Part of a data file:
● ● ● ● ● ● ●

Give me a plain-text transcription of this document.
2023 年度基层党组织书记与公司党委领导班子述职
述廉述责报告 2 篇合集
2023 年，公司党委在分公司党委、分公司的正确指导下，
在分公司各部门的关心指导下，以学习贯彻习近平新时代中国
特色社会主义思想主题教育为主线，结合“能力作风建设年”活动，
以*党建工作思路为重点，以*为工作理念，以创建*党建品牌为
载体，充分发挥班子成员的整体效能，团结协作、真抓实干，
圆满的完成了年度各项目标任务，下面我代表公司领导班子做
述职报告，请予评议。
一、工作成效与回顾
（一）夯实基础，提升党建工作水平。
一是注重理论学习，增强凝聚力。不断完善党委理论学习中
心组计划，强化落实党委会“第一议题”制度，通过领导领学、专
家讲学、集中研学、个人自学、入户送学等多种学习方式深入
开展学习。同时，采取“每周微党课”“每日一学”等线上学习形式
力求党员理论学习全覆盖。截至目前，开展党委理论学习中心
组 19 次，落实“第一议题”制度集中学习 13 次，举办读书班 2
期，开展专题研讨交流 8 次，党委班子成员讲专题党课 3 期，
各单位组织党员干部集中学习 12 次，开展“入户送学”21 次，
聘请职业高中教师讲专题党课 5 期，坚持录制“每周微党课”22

● ● ● ● ● ● ●

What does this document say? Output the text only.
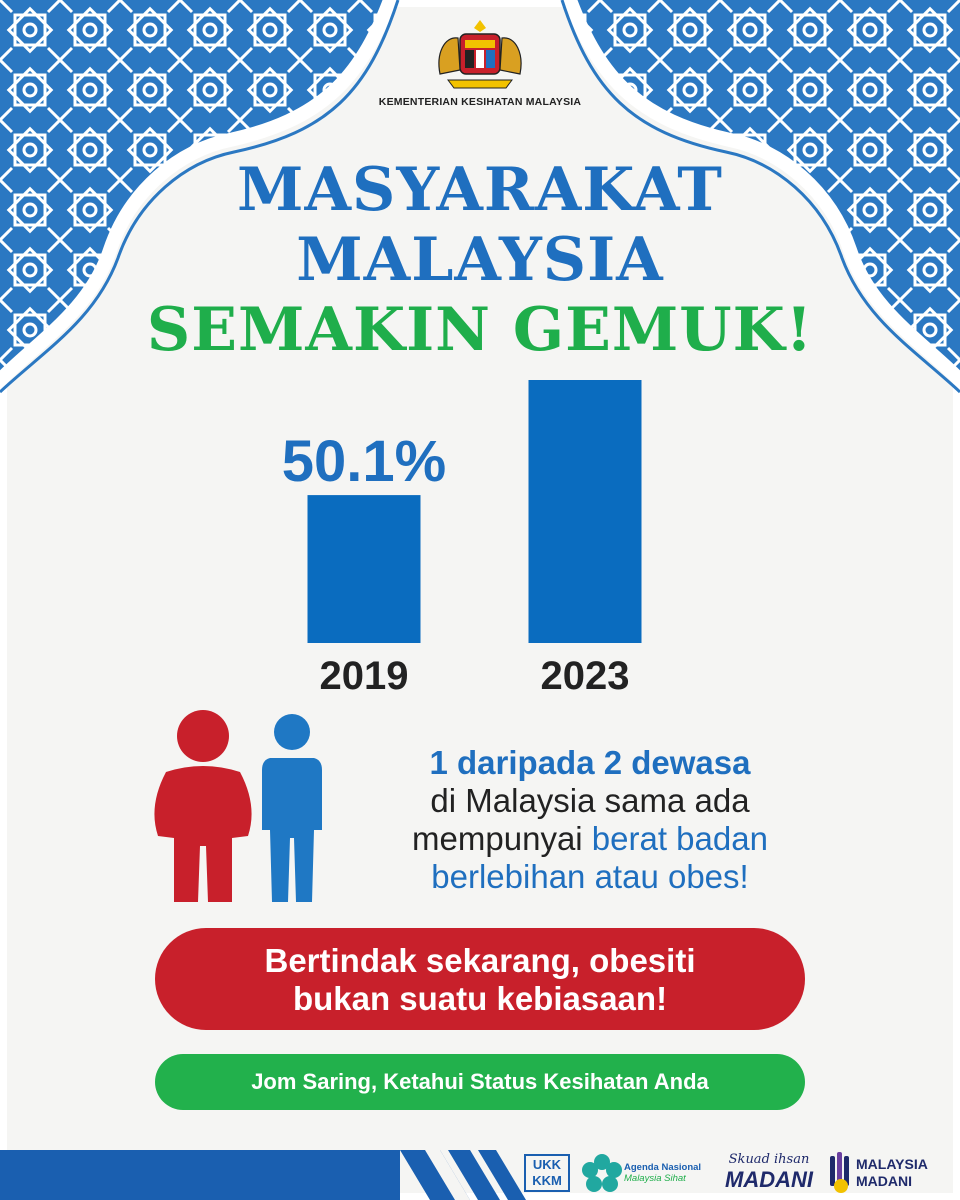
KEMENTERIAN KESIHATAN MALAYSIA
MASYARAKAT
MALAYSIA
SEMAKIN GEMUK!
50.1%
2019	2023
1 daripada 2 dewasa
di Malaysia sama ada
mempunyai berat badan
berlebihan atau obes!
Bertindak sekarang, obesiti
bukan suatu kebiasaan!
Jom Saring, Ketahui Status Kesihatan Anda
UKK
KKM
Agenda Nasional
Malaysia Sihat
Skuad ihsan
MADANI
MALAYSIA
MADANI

● ● ● ● ● ● ●

WHAT THE EXERCISE ASKS:
Pull out every line of the entries that includes the word "每周微党课".

EXERCISE RESULT:
开展学习。同时，采取“每周微党课”“每日一学”等线上学习形式
聘请职业高中教师讲专题党课 5 期，坚持录制“每周微党课”22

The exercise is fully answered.